- Listed entries:
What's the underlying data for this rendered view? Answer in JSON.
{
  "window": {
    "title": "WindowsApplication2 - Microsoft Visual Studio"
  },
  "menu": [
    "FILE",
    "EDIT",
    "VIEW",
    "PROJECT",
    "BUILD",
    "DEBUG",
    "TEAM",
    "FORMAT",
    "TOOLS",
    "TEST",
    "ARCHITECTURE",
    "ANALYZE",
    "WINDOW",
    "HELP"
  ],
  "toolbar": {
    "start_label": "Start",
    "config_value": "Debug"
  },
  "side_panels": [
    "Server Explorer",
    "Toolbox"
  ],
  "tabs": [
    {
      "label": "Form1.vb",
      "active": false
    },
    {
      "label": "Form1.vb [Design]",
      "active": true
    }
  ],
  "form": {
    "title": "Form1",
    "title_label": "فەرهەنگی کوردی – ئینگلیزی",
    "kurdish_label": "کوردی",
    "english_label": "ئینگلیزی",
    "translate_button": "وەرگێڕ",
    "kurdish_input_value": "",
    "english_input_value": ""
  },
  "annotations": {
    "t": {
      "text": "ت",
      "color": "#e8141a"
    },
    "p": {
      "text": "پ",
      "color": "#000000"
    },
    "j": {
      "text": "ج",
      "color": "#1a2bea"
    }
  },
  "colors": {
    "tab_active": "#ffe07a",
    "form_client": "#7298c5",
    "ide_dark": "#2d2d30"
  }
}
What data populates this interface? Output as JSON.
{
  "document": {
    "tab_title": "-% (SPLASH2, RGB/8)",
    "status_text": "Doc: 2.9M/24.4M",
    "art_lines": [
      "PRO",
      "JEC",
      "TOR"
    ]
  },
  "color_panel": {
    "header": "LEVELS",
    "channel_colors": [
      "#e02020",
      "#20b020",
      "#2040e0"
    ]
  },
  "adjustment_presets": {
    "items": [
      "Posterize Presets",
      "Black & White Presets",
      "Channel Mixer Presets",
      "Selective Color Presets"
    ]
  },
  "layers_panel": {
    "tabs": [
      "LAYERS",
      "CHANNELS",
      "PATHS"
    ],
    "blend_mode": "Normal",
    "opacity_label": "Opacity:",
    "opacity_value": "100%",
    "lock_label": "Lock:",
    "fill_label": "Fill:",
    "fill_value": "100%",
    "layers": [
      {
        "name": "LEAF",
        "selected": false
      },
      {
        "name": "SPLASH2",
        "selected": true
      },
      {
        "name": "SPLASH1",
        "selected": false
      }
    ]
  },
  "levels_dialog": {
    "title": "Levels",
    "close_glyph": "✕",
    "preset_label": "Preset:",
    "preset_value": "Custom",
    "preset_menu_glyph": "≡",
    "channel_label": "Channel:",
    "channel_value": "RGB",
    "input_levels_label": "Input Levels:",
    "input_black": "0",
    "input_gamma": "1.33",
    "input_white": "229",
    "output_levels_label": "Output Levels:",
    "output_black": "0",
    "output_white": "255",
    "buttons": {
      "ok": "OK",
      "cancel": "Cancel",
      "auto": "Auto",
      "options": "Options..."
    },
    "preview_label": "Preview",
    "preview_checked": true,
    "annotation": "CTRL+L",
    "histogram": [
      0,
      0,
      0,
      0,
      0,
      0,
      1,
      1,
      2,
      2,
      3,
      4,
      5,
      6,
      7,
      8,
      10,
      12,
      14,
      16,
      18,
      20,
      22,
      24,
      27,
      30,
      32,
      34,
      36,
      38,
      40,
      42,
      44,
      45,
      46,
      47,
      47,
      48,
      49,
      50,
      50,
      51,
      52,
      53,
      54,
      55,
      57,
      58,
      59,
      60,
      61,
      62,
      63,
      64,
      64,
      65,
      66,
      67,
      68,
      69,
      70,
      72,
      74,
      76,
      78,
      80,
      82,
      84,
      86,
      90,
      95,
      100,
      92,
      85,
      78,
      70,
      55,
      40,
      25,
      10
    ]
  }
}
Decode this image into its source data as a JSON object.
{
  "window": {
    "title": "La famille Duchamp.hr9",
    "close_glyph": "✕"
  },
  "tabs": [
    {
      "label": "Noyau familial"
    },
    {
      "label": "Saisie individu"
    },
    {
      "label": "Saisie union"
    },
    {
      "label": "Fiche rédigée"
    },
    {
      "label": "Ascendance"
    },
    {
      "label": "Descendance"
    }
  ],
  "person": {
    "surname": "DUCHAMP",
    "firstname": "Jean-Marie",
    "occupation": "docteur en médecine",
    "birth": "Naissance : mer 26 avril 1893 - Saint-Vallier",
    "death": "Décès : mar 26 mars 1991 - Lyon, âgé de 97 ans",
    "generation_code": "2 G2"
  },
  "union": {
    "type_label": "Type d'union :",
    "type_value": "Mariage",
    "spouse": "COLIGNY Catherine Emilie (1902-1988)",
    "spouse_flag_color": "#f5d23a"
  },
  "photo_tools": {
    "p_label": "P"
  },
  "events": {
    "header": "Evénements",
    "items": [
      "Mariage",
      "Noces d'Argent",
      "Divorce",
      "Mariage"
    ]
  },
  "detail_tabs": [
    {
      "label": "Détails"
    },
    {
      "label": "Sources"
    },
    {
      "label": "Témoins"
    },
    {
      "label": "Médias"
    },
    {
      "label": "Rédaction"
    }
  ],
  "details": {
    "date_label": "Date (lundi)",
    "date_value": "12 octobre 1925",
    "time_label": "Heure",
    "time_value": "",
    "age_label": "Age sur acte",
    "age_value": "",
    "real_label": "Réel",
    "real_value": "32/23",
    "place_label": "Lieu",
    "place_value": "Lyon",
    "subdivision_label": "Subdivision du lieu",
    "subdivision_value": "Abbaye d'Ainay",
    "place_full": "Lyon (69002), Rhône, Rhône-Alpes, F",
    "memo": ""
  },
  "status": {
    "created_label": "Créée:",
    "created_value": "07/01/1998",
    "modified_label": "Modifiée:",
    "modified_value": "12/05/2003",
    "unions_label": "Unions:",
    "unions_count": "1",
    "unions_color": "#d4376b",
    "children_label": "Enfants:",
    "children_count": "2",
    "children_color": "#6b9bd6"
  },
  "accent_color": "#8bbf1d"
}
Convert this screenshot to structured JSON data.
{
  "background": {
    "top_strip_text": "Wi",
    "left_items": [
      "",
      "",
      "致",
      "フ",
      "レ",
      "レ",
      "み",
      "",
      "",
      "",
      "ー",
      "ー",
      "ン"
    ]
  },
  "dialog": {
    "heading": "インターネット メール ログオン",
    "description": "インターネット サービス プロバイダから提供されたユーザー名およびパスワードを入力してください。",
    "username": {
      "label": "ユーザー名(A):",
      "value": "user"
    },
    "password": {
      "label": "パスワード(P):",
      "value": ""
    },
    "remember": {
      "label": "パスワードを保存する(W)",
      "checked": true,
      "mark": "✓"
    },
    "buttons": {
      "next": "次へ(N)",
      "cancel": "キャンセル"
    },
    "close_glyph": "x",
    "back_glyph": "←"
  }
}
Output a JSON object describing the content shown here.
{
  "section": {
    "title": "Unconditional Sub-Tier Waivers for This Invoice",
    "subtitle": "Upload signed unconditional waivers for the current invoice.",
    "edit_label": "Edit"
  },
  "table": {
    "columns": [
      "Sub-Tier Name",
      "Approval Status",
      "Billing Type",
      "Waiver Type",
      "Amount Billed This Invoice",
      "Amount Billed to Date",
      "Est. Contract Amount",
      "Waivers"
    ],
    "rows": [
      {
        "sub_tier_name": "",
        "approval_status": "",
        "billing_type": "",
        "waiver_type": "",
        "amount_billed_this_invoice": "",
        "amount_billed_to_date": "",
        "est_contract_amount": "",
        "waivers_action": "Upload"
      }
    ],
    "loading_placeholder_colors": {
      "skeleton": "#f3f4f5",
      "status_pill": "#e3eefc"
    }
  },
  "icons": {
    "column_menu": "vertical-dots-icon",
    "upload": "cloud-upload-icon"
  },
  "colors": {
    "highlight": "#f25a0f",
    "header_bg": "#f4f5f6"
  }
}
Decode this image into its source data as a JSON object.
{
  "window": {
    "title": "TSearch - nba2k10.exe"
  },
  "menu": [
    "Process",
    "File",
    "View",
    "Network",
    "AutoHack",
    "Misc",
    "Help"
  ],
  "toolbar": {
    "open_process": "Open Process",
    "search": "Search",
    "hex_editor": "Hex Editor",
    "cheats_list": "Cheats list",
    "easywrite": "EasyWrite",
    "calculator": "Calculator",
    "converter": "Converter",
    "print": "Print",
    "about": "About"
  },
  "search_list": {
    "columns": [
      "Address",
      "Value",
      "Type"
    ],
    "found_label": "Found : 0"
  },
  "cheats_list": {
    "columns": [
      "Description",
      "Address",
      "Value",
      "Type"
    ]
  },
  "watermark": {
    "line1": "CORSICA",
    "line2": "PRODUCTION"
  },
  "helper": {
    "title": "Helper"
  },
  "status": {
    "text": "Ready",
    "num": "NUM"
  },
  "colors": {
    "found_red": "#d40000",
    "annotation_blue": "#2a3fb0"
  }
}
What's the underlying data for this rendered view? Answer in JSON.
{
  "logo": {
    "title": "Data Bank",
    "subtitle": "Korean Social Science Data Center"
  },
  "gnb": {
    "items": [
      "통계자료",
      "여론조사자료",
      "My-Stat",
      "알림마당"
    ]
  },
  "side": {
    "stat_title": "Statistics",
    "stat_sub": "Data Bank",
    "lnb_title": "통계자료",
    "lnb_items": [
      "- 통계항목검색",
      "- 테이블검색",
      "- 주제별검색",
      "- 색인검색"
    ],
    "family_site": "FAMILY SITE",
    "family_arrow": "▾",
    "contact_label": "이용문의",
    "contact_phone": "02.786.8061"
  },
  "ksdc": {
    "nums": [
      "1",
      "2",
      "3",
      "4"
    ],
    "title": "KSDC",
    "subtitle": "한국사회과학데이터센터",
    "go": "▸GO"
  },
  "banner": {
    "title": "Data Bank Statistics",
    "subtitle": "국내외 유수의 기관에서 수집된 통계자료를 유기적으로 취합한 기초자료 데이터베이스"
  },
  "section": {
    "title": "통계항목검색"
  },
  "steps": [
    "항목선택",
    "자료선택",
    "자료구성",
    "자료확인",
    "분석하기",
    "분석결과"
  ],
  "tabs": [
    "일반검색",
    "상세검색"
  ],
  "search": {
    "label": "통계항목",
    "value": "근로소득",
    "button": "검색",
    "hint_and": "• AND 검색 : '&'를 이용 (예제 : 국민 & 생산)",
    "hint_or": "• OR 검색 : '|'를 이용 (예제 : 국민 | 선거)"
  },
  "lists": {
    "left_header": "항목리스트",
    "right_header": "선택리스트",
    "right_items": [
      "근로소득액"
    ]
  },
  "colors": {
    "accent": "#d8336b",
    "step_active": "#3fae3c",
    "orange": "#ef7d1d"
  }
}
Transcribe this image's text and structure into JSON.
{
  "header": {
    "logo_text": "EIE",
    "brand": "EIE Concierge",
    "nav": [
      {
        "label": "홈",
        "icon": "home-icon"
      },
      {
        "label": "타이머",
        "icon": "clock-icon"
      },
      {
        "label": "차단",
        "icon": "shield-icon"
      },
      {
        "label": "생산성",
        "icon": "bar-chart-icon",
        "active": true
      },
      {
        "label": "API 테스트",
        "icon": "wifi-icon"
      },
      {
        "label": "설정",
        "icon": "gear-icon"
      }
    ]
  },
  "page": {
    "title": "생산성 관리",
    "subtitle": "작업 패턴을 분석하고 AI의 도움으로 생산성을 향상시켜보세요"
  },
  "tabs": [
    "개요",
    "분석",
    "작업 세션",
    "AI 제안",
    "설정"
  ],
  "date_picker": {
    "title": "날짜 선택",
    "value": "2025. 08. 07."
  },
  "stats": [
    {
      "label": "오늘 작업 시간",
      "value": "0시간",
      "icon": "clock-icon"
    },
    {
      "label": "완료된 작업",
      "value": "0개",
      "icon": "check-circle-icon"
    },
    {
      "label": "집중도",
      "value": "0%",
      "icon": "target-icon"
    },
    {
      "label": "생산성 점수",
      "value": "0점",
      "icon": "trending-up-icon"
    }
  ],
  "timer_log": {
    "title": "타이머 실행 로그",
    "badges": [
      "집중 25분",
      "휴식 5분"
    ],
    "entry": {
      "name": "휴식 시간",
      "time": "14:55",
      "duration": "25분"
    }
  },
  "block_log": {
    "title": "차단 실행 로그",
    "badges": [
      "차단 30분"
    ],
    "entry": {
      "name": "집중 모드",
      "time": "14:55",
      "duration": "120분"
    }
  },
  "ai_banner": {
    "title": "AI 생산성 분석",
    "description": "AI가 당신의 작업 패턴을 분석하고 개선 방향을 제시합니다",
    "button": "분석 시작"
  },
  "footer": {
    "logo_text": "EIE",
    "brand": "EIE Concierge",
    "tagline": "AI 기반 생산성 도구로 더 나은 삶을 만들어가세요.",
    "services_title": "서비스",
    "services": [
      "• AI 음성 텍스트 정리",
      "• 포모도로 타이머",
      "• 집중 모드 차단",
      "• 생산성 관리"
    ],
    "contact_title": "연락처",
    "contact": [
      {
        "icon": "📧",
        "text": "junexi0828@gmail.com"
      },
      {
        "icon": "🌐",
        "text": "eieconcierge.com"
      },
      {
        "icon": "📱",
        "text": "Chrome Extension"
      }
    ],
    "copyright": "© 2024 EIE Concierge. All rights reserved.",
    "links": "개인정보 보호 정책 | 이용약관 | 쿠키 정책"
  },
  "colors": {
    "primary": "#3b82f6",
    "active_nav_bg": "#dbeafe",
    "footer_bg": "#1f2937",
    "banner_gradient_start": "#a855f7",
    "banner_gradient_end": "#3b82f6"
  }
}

- Exercise requirements:
Provide only the count of lines in the data above that include the string "ئینگلیزی".

- Written response:
2